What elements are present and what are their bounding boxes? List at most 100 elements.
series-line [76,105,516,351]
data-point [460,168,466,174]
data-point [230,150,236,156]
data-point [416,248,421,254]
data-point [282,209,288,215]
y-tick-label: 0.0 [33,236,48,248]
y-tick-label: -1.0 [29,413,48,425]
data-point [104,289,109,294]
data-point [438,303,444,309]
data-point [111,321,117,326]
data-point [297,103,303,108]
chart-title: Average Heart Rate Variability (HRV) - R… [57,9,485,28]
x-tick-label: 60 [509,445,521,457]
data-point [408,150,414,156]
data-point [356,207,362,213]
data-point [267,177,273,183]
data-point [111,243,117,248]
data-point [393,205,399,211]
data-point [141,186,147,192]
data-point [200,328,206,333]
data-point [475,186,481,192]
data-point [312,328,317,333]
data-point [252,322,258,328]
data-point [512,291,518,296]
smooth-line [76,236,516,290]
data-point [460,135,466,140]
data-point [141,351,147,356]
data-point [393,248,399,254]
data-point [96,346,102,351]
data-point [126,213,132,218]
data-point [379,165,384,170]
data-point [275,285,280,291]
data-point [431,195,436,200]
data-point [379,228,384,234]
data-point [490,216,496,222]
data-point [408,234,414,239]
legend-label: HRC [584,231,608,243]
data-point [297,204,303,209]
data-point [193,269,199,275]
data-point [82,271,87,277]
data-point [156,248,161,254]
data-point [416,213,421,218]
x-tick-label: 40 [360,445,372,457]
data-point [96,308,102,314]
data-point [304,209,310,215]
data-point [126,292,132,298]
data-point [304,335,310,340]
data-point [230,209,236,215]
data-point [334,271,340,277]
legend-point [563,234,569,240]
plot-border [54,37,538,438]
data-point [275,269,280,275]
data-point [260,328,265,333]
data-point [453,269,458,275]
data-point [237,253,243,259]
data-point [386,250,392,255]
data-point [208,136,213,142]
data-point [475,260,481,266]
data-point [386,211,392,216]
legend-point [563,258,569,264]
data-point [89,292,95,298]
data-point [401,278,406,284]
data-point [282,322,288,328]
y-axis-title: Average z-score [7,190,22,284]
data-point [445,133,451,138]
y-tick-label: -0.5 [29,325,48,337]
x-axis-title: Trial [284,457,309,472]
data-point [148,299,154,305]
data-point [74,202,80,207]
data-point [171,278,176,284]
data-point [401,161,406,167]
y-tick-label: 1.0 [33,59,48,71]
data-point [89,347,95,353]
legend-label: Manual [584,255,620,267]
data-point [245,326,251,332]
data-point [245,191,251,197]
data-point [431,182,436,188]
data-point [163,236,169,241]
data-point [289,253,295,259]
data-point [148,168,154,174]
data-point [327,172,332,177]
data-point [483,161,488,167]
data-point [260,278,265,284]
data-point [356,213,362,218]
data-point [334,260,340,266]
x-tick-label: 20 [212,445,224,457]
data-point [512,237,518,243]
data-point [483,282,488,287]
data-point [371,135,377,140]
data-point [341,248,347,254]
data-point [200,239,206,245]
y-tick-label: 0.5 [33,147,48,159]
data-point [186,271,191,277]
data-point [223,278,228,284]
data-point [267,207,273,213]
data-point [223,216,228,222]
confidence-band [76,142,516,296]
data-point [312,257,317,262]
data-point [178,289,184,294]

================================

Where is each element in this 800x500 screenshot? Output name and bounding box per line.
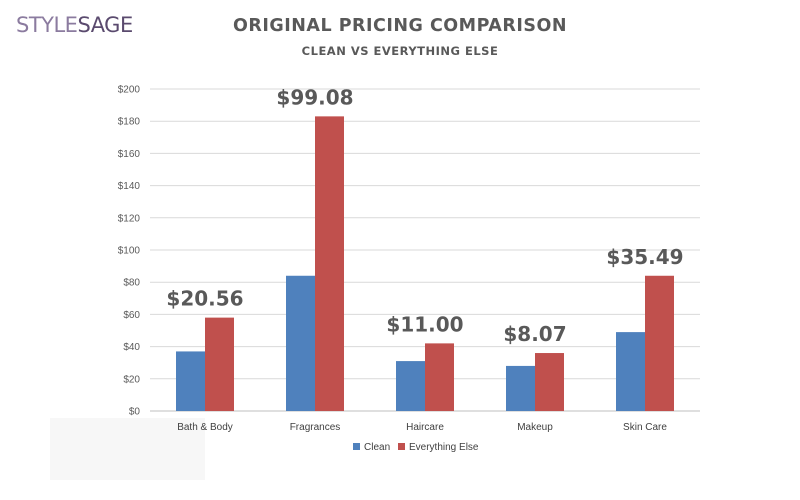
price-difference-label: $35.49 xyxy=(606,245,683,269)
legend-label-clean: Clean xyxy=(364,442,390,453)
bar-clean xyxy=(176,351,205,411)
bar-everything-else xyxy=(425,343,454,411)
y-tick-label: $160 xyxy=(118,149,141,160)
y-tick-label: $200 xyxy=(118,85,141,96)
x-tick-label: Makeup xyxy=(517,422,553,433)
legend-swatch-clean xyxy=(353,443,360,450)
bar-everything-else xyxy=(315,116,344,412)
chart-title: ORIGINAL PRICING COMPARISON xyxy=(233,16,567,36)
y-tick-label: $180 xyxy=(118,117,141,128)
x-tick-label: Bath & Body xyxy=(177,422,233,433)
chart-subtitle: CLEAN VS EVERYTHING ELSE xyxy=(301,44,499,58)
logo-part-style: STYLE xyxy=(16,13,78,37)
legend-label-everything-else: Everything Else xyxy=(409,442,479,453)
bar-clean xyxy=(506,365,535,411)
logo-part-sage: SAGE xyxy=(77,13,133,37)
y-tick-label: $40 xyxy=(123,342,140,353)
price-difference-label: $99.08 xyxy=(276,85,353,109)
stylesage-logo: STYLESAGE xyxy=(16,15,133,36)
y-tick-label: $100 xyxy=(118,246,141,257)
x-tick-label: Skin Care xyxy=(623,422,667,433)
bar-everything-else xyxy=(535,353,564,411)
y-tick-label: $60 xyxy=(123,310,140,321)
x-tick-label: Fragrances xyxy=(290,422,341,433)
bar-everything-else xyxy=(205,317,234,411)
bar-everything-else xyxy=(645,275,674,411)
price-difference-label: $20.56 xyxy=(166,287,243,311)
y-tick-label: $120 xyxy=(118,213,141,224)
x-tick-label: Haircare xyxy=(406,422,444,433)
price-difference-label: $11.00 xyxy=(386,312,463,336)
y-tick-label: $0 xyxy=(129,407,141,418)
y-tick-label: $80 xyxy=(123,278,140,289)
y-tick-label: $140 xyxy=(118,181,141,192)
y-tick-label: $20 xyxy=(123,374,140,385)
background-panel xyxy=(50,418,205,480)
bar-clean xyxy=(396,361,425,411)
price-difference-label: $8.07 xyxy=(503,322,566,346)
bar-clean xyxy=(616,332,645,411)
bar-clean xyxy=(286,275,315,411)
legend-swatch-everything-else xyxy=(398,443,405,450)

================================

_Exercise goal_
Can you reproduce verbatim every line of the listing from the one containing "What elements are" up to and including the one containing "data-point [89,347,95,353]"?

_Complete answer_
What elements are present and what are their bounding boxes? List at most 100 elements.
series-line [76,105,516,351]
data-point [460,168,466,174]
data-point [230,150,236,156]
data-point [416,248,421,254]
data-point [282,209,288,215]
y-tick-label: 0.0 [33,236,48,248]
y-tick-label: -1.0 [29,413,48,425]
data-point [104,289,109,294]
data-point [438,303,444,309]
data-point [111,321,117,326]
data-point [297,103,303,108]
chart-title: Average Heart Rate Variability (HRV) - R… [57,9,485,28]
x-tick-label: 60 [509,445,521,457]
data-point [408,150,414,156]
data-point [356,207,362,213]
data-point [267,177,273,183]
data-point [111,243,117,248]
data-point [393,205,399,211]
data-point [141,186,147,192]
data-point [200,328,206,333]
data-point [475,186,481,192]
data-point [312,328,317,333]
data-point [252,322,258,328]
data-point [512,291,518,296]
smooth-line [76,236,516,290]
data-point [460,135,466,140]
data-point [141,351,147,356]
data-point [393,248,399,254]
data-point [96,346,102,351]
data-point [126,213,132,218]
data-point [379,165,384,170]
data-point [275,285,280,291]
data-point [431,195,436,200]
data-point [379,228,384,234]
data-point [490,216,496,222]
data-point [408,234,414,239]
legend-label: HRC [584,231,608,243]
data-point [297,204,303,209]
data-point [193,269,199,275]
data-point [82,271,87,277]
data-point [156,248,161,254]
data-point [416,213,421,218]
x-tick-label: 40 [360,445,372,457]
data-point [96,308,102,314]
data-point [304,209,310,215]
data-point [126,292,132,298]
data-point [304,335,310,340]
data-point [230,209,236,215]
data-point [334,271,340,277]
legend-point [563,234,569,240]
plot-border [54,37,538,438]
data-point [275,269,280,275]
data-point [260,328,265,333]
data-point [453,269,458,275]
data-point [237,253,243,259]
data-point [386,250,392,255]
data-point [208,136,213,142]
data-point [475,260,481,266]
data-point [386,211,392,216]
legend-point [563,258,569,264]
data-point [89,292,95,298]
data-point [401,278,406,284]
data-point [282,322,288,328]
y-axis-title: Average z-score [7,190,22,284]
data-point [445,133,451,138]
y-tick-label: -0.5 [29,325,48,337]
x-axis-title: Trial [284,457,309,472]
data-point [148,299,154,305]
data-point [74,202,80,207]
data-point [171,278,176,284]
data-point [401,161,406,167]
y-tick-label: 1.0 [33,59,48,71]
data-point [89,347,95,353]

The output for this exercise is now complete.